§ **Task details**: Are you able to quote each entry exactly as written?

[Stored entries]
________________________
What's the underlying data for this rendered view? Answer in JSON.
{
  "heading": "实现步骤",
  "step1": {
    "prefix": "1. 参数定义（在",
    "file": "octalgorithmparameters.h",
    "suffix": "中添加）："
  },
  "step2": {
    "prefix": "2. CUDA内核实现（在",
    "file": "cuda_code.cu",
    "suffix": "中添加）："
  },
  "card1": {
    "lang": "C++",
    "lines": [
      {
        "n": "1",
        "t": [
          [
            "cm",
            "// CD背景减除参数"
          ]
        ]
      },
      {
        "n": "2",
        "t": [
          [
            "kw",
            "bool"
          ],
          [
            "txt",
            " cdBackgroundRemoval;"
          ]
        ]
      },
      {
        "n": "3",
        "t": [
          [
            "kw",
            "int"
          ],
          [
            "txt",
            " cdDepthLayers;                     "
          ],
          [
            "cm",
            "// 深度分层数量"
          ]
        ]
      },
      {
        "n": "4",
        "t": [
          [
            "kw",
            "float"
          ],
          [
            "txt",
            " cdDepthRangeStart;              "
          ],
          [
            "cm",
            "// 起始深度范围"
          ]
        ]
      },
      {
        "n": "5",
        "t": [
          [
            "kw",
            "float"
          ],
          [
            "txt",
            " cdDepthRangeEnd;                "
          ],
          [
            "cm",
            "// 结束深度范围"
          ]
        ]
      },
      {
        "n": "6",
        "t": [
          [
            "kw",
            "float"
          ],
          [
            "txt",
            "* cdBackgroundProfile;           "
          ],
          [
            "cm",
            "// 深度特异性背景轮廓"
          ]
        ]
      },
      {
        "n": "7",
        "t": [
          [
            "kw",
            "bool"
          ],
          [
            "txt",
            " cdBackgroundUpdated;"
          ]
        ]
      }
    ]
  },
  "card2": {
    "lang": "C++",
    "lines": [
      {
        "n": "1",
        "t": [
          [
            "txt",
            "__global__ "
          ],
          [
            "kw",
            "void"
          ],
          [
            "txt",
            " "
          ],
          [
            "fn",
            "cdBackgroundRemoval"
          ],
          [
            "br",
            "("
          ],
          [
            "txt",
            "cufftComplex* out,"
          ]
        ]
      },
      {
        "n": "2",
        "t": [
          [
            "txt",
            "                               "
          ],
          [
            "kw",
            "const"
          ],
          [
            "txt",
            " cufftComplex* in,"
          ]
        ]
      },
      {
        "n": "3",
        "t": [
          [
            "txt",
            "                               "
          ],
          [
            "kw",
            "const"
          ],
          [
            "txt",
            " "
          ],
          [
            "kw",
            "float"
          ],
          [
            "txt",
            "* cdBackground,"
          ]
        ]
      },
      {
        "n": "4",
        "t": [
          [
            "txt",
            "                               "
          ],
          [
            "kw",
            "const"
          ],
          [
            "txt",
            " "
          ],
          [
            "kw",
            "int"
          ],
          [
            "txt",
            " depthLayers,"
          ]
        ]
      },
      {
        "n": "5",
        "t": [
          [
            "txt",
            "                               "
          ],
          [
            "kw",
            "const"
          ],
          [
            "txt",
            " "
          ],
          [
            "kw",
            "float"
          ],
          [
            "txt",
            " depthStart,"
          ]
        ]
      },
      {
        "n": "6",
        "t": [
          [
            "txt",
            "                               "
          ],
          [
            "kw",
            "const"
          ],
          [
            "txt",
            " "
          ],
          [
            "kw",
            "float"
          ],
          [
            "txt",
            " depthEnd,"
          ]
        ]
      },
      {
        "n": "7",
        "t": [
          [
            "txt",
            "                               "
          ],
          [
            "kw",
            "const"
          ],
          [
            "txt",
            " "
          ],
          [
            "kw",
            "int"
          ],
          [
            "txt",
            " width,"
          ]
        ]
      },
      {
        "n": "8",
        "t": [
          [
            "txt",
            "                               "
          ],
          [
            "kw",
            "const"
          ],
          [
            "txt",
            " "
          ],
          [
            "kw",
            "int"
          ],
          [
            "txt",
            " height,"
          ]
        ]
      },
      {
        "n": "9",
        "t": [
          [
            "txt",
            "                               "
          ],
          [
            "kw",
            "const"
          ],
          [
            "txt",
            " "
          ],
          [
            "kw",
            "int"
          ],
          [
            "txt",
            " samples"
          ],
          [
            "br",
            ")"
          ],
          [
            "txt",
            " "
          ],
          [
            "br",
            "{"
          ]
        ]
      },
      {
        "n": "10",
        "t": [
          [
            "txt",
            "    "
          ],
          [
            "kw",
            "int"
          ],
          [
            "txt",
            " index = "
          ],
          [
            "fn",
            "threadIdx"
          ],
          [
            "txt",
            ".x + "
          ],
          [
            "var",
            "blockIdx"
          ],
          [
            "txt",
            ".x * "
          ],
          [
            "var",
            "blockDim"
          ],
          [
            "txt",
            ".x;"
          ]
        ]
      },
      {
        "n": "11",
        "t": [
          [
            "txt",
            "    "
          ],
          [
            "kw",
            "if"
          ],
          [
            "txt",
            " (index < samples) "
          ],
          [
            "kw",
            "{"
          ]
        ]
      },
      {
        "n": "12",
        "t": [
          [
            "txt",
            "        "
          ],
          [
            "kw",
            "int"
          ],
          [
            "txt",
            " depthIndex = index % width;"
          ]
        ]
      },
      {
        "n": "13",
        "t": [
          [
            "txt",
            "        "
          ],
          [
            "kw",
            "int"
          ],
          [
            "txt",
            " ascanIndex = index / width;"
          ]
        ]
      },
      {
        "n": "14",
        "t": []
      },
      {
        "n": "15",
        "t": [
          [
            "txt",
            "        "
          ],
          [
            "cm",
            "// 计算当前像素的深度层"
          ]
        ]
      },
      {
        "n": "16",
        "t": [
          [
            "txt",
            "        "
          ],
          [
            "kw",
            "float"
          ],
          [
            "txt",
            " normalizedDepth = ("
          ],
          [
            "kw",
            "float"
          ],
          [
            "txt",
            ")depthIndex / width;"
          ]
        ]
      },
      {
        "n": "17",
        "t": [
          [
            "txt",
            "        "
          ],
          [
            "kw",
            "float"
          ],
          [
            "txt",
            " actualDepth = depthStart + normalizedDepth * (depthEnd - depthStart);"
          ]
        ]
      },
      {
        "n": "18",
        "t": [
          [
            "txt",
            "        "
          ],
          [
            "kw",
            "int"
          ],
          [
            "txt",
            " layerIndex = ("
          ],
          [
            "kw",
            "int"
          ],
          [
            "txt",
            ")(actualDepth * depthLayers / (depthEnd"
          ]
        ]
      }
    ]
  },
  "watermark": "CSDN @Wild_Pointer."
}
________________________
§ **Final result**:
What's the underlying data for this rendered view? Answer in JSON.
{
  "heading": "实现步骤",
  "step1": {
    "prefix": "1. 参数定义（在",
    "file": "octalgorithmparameters.h",
    "suffix": "中添加）："
  },
  "step2": {
    "prefix": "2. CUDA内核实现（在",
    "file": "cuda_code.cu",
    "suffix": "中添加）："
  },
  "card1": {
    "lang": "C++",
    "lines": [
      {
        "n": "1",
        "t": [
          [
            "cm",
            "// CD背景减除参数"
          ]
        ]
      },
      {
        "n": "2",
        "t": [
          [
            "kw",
            "bool"
          ],
          [
            "txt",
            " cdBackgroundRemoval;"
          ]
        ]
      },
      {
        "n": "3",
        "t": [
          [
            "kw",
            "int"
          ],
          [
            "txt",
            " cdDepthLayers;                     "
          ],
          [
            "cm",
            "// 深度分层数量"
          ]
        ]
      },
      {
        "n": "4",
        "t": [
          [
            "kw",
            "float"
          ],
          [
            "txt",
            " cdDepthRangeStart;              "
          ],
          [
            "cm",
            "// 起始深度范围"
          ]
        ]
      },
      {
        "n": "5",
        "t": [
          [
            "kw",
            "float"
          ],
          [
            "txt",
            " cdDepthRangeEnd;                "
          ],
          [
            "cm",
            "// 结束深度范围"
          ]
        ]
      },
      {
        "n": "6",
        "t": [
          [
            "kw",
            "float"
          ],
          [
            "txt",
            "* cdBackgroundProfile;           "
          ],
          [
            "cm",
            "// 深度特异性背景轮廓"
          ]
        ]
      },
      {
        "n": "7",
        "t": [
          [
            "kw",
            "bool"
          ],
          [
            "txt",
            " cdBackgroundUpdated;"
          ]
        ]
      }
    ]
  },
  "card2": {
    "lang": "C++",
    "lines": [
      {
        "n": "1",
        "t": [
          [
            "txt",
            "__global__ "
          ],
          [
            "kw",
            "void"
          ],
          [
            "txt",
            " "
          ],
          [
            "fn",
            "cdBackgroundRemoval"
          ],
          [
            "br",
            "("
          ],
          [
            "txt",
            "cufftComplex* out,"
          ]
        ]
      },
      {
        "n": "2",
        "t": [
          [
            "txt",
            "                               "
          ],
          [
            "kw",
            "const"
          ],
          [
            "txt",
            " cufftComplex* in,"
          ]
        ]
      },
      {
        "n": "3",
        "t": [
          [
            "txt",
            "                               "
          ],
          [
            "kw",
            "const"
          ],
          [
            "txt",
            " "
          ],
          [
            "kw",
            "float"
          ],
          [
            "txt",
            "* cdBackground,"
          ]
        ]
      },
      {
        "n": "4",
        "t": [
          [
            "txt",
            "                               "
          ],
          [
            "kw",
            "const"
          ],
          [
            "txt",
            " "
          ],
          [
            "kw",
            "int"
          ],
          [
            "txt",
            " depthLayers,"
          ]
        ]
      },
      {
        "n": "5",
        "t": [
          [
            "txt",
            "                               "
          ],
          [
            "kw",
            "const"
          ],
          [
            "txt",
            " "
          ],
          [
            "kw",
            "float"
          ],
          [
            "txt",
            " depthStart,"
          ]
        ]
      },
      {
        "n": "6",
        "t": [
          [
            "txt",
            "                               "
          ],
          [
            "kw",
            "const"
          ],
          [
            "txt",
            " "
          ],
          [
            "kw",
            "float"
          ],
          [
            "txt",
            " depthEnd,"
          ]
        ]
      },
      {
        "n": "7",
        "t": [
          [
            "txt",
            "                               "
          ],
          [
            "kw",
            "const"
          ],
          [
            "txt",
            " "
          ],
          [
            "kw",
            "int"
          ],
          [
            "txt",
            " width,"
          ]
        ]
      },
      {
        "n": "8",
        "t": [
          [
            "txt",
            "                               "
          ],
          [
            "kw",
            "const"
          ],
          [
            "txt",
            " "
          ],
          [
            "kw",
            "int"
          ],
          [
            "txt",
            " height,"
          ]
        ]
      },
      {
        "n": "9",
        "t": [
          [
            "txt",
            "                               "
          ],
          [
            "kw",
            "const"
          ],
          [
            "txt",
            " "
          ],
          [
            "kw",
            "int"
          ],
          [
            "txt",
            " samples"
          ],
          [
            "br",
            ")"
          ],
          [
            "txt",
            " "
          ],
          [
            "br",
            "{"
          ]
        ]
      },
      {
        "n": "10",
        "t": [
          [
            "txt",
            "    "
          ],
          [
            "kw",
            "int"
          ],
          [
            "txt",
            " index = "
          ],
          [
            "fn",
            "threadIdx"
          ],
          [
            "txt",
            ".x + "
          ],
          [
            "var",
            "blockIdx"
          ],
          [
            "txt",
            ".x * "
          ],
          [
            "var",
            "blockDim"
          ],
          [
            "txt",
            ".x;"
          ]
        ]
      },
      {
        "n": "11",
        "t": [
          [
            "txt",
            "    "
          ],
          [
            "kw",
            "if"
          ],
          [
            "txt",
            " (index < samples) "
          ],
          [
            "kw",
            "{"
          ]
        ]
      },
      {
        "n": "12",
        "t": [
          [
            "txt",
            "        "
          ],
          [
            "kw",
            "int"
          ],
          [
            "txt",
            " depthIndex = index % width;"
          ]
        ]
      },
      {
        "n": "13",
        "t": [
          [
            "txt",
            "        "
          ],
          [
            "kw",
            "int"
          ],
          [
            "txt",
            " ascanIndex = index / width;"
          ]
        ]
      },
      {
        "n": "14",
        "t": []
      },
      {
        "n": "15",
        "t": [
          [
            "txt",
            "        "
          ],
          [
            "cm",
            "// 计算当前像素的深度层"
          ]
        ]
      },
      {
        "n": "16",
        "t": [
          [
            "txt",
            "        "
          ],
          [
            "kw",
            "float"
          ],
          [
            "txt",
            " normalizedDepth = ("
          ],
          [
            "kw",
            "float"
          ],
          [
            "txt",
            ")depthIndex / width;"
          ]
        ]
      },
      {
        "n": "17",
        "t": [
          [
            "txt",
            "        "
          ],
          [
            "kw",
            "float"
          ],
          [
            "txt",
            " actualDepth = depthStart + normalizedDepth * (depthEnd - depthStart);"
          ]
        ]
      },
      {
        "n": "18",
        "t": [
          [
            "txt",
            "        "
          ],
          [
            "kw",
            "int"
          ],
          [
            "txt",
            " layerIndex = ("
          ],
          [
            "kw",
            "int"
          ],
          [
            "txt",
            ")(actualDepth * depthLayers / (depthEnd"
          ]
        ]
      }
    ]
  },
  "watermark": "CSDN @Wild_Pointer."
}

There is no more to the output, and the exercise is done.